→ **Written instruction**
Below are entries. Pull out all lines containing "main".

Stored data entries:

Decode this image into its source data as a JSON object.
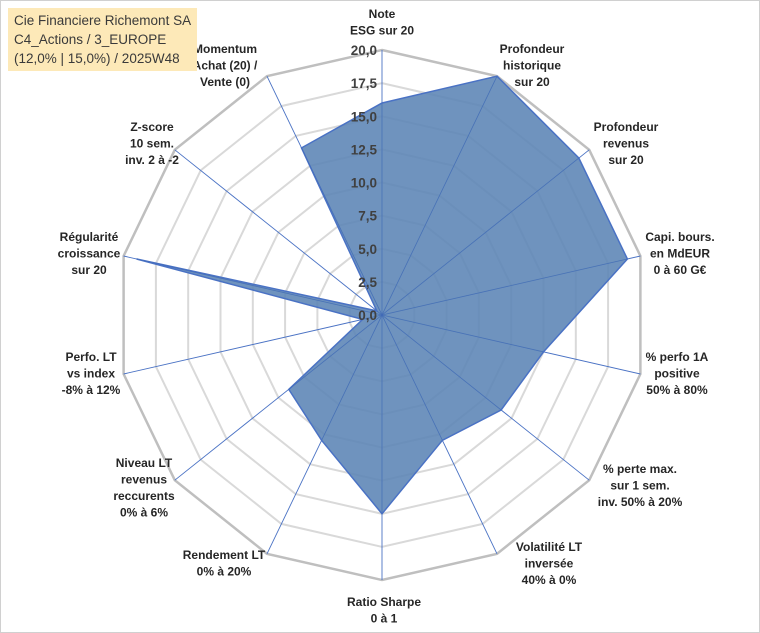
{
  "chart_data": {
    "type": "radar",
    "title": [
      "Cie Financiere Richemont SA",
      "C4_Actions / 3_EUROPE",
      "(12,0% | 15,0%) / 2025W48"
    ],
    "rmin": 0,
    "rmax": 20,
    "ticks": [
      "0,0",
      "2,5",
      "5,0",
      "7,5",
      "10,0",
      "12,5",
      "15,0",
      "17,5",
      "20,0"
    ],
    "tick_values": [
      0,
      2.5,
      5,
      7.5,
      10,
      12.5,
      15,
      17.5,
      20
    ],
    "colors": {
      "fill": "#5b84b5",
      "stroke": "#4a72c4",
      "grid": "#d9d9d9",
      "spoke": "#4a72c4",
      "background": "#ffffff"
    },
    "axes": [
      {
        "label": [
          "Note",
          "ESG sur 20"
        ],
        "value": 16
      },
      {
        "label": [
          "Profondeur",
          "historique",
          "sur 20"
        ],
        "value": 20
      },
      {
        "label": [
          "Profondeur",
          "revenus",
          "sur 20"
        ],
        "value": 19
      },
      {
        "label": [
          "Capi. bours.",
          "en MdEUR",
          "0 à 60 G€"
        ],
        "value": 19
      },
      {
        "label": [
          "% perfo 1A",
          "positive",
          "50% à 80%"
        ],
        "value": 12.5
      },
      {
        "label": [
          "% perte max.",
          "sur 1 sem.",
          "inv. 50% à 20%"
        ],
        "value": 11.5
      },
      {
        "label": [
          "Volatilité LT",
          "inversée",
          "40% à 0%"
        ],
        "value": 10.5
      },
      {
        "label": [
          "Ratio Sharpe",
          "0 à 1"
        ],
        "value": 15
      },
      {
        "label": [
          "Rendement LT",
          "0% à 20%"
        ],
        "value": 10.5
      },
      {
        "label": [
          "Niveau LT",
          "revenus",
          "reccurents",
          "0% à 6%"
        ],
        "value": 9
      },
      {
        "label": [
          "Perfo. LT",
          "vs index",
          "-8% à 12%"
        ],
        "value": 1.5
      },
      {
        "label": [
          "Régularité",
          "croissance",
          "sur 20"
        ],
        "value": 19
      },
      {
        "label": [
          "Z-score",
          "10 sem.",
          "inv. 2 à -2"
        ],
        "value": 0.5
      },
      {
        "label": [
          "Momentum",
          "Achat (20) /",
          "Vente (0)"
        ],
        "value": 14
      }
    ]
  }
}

==

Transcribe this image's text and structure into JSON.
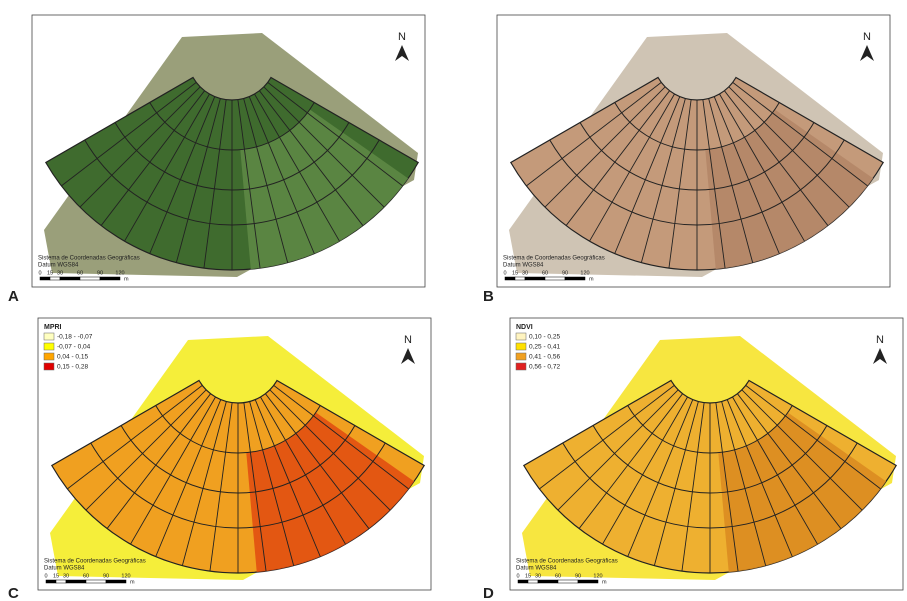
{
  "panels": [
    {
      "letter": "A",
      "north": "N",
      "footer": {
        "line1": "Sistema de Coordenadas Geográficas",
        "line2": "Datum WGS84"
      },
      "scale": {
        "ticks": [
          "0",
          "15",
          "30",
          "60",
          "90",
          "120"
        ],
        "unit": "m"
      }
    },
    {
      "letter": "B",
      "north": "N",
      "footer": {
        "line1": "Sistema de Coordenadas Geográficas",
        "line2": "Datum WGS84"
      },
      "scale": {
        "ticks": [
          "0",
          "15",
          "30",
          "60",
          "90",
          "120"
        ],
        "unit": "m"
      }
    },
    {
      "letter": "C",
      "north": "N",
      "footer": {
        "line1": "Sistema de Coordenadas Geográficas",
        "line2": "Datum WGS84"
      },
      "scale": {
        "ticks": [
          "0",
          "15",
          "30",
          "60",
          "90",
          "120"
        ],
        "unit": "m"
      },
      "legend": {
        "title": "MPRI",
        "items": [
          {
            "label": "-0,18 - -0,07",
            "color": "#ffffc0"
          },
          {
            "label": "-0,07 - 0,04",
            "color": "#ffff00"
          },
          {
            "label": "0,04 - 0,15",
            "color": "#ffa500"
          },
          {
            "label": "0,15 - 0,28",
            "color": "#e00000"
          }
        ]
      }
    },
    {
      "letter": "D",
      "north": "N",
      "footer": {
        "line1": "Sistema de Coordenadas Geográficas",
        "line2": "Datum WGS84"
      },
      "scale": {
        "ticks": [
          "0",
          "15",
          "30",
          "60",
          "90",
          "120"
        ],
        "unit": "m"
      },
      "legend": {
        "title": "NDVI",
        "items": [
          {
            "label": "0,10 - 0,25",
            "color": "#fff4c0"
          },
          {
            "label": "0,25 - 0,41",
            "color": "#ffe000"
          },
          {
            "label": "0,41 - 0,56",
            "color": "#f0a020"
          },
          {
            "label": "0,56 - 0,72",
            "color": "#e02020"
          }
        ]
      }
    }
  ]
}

...

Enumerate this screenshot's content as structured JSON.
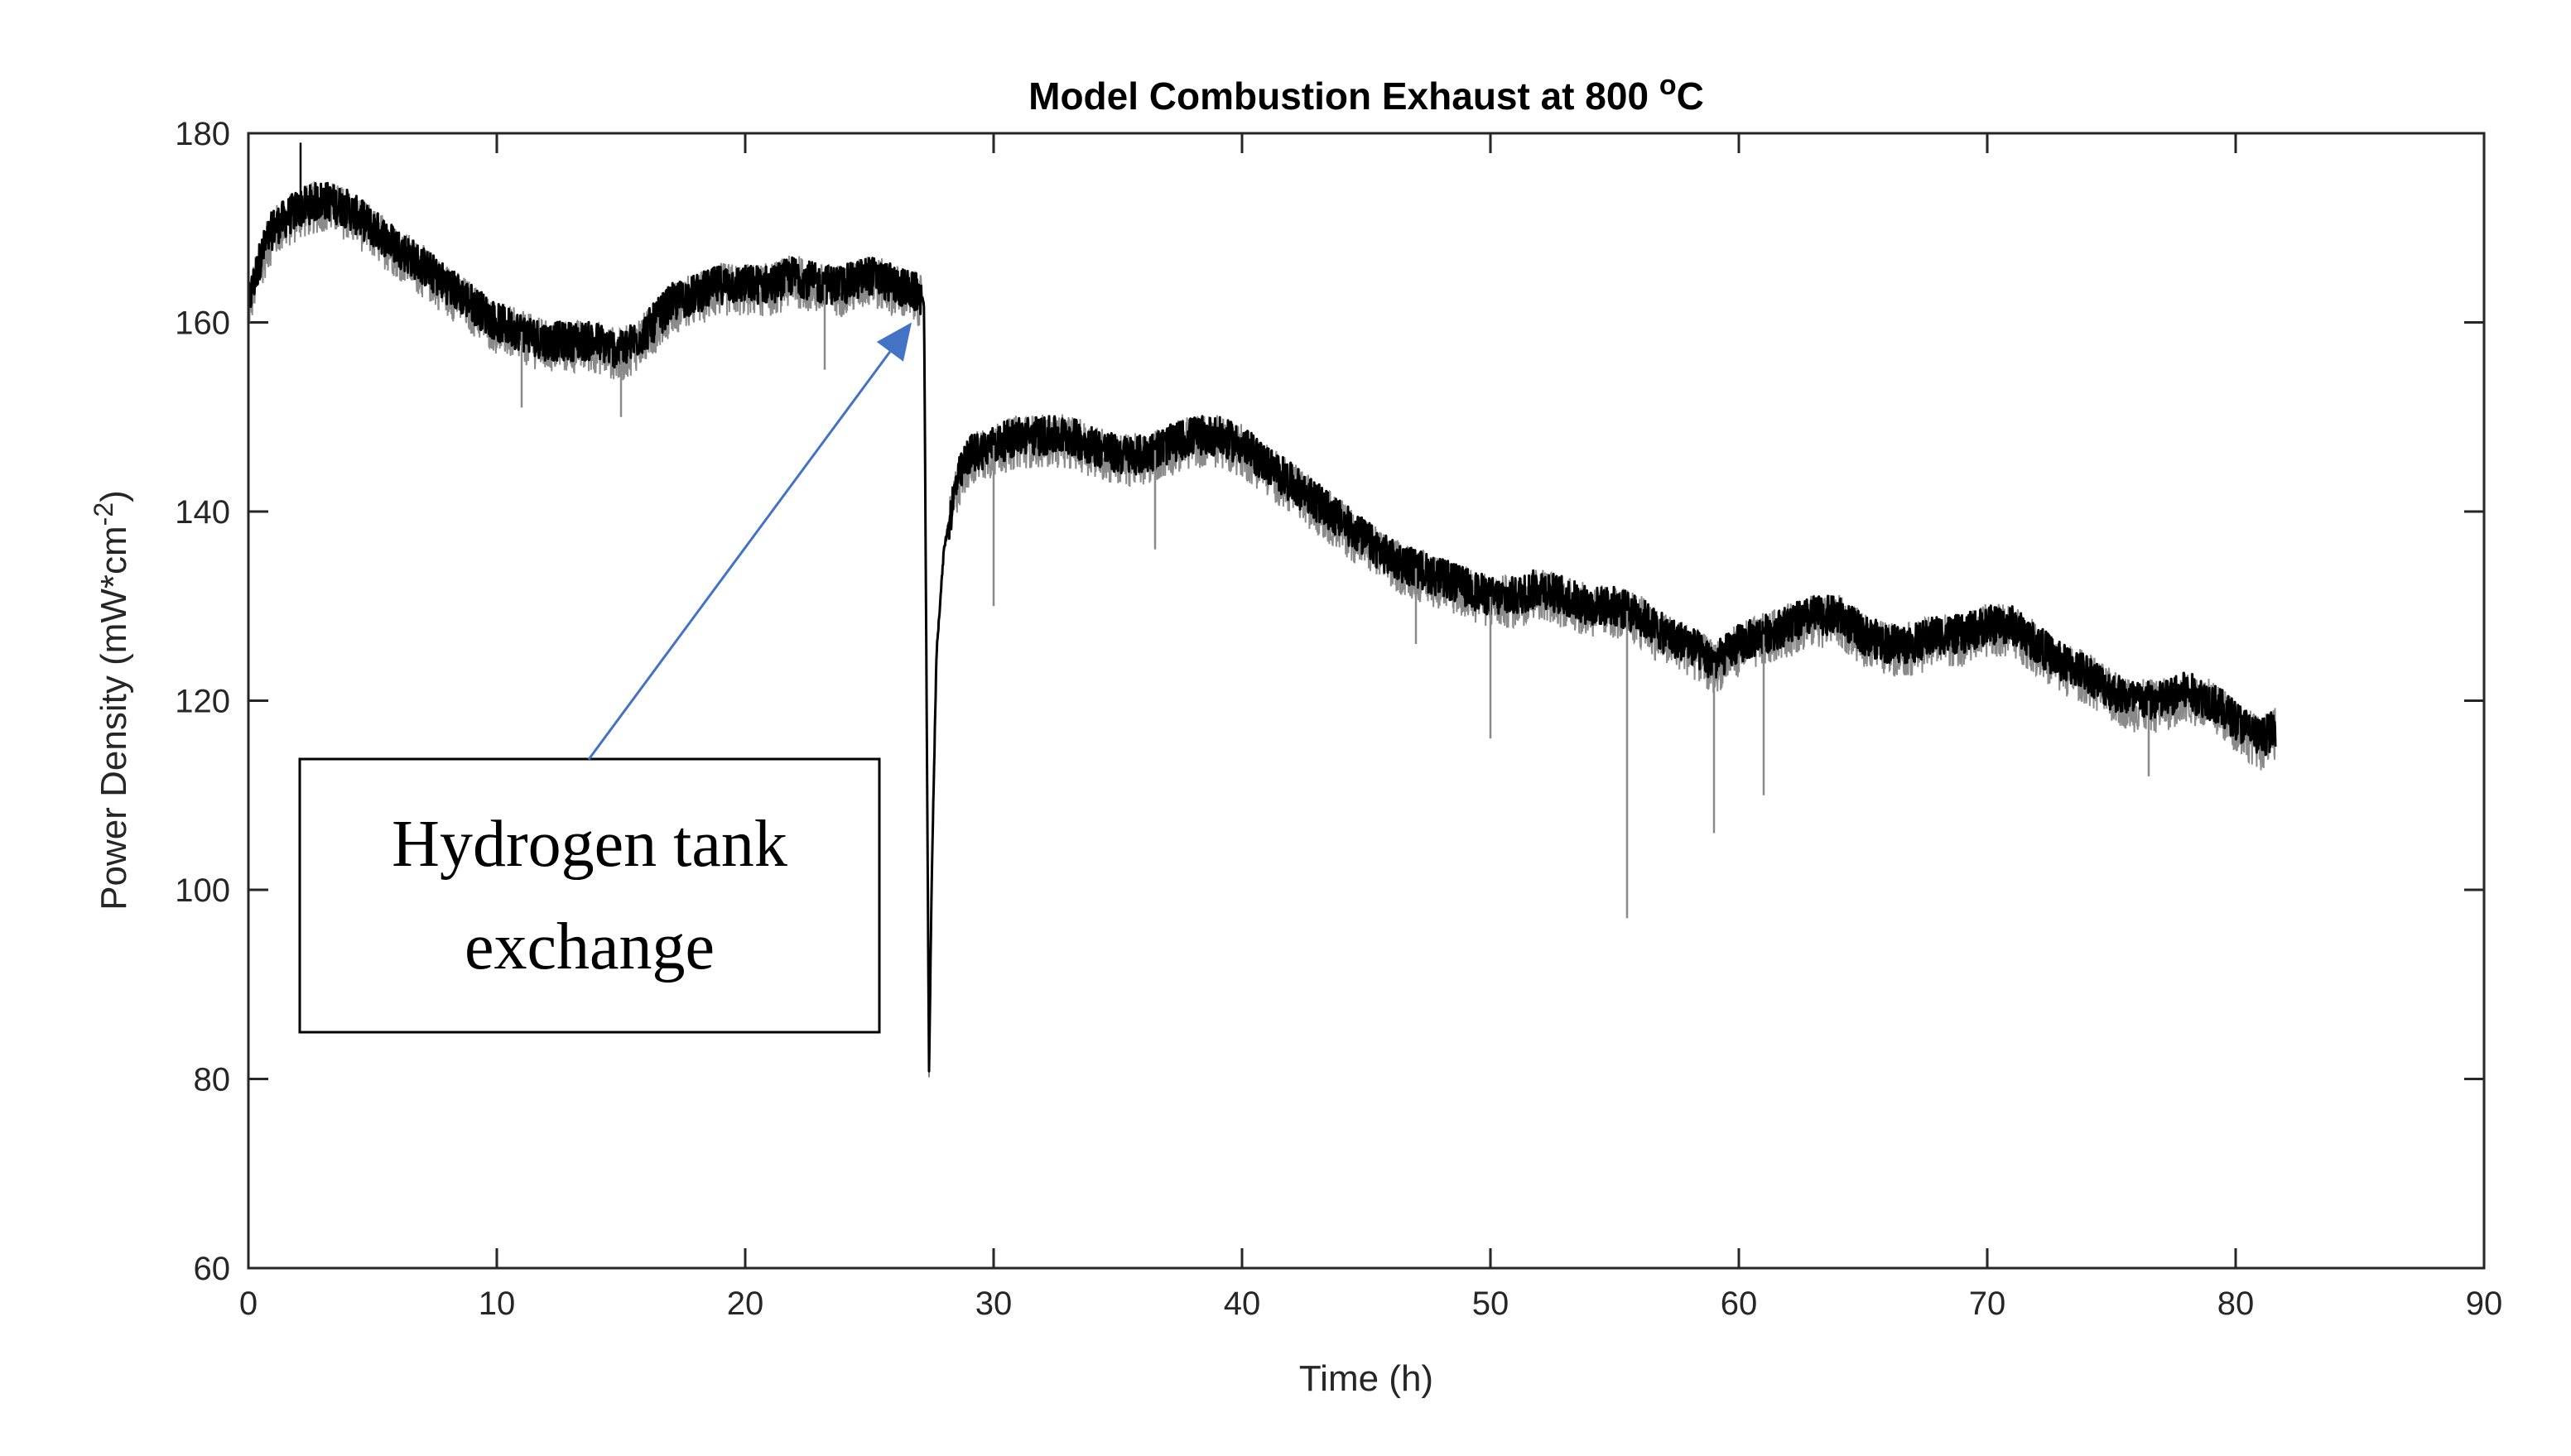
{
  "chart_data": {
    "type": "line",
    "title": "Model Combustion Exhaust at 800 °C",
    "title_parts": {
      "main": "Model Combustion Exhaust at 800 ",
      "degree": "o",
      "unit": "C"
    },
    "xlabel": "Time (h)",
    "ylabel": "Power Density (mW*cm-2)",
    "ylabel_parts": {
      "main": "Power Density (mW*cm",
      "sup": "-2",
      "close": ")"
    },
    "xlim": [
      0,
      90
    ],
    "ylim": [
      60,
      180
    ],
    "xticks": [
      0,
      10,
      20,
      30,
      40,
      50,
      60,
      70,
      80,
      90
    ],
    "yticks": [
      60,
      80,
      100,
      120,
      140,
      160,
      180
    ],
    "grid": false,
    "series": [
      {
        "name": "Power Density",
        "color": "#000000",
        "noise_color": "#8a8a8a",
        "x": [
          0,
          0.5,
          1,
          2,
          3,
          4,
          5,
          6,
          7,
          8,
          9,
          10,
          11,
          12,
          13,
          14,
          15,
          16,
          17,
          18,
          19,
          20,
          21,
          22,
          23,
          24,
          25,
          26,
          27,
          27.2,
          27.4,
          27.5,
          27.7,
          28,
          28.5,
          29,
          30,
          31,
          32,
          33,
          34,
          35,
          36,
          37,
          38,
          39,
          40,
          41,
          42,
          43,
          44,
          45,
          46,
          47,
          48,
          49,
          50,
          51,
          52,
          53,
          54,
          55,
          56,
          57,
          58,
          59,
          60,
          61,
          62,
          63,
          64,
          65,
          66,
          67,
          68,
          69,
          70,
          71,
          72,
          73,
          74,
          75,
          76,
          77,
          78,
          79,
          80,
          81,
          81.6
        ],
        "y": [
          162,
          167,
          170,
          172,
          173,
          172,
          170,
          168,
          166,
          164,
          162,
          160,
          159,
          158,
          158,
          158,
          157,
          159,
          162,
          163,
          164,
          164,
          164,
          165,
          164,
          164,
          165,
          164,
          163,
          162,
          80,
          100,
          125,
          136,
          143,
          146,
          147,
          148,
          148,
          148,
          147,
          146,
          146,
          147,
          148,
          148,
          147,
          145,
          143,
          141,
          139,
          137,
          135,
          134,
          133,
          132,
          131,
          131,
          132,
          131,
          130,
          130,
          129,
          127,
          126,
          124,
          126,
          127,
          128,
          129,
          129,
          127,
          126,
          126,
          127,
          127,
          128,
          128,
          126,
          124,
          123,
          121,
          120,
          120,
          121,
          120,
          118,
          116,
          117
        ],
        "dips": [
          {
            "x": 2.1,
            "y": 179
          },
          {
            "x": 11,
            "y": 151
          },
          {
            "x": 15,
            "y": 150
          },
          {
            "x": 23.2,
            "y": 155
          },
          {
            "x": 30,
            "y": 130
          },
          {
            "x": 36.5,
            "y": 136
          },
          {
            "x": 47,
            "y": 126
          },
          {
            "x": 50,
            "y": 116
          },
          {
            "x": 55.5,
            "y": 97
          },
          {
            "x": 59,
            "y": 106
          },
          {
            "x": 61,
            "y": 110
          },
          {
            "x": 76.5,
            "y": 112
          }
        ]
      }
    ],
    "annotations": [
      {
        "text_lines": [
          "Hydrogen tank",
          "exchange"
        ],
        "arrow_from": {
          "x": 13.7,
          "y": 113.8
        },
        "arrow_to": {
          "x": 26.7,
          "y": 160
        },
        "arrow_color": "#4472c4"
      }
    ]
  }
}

→ **Full output**
      "main": "Model Combustion Exhaust at 800 ",
      "main": "Power Density (mW*cm",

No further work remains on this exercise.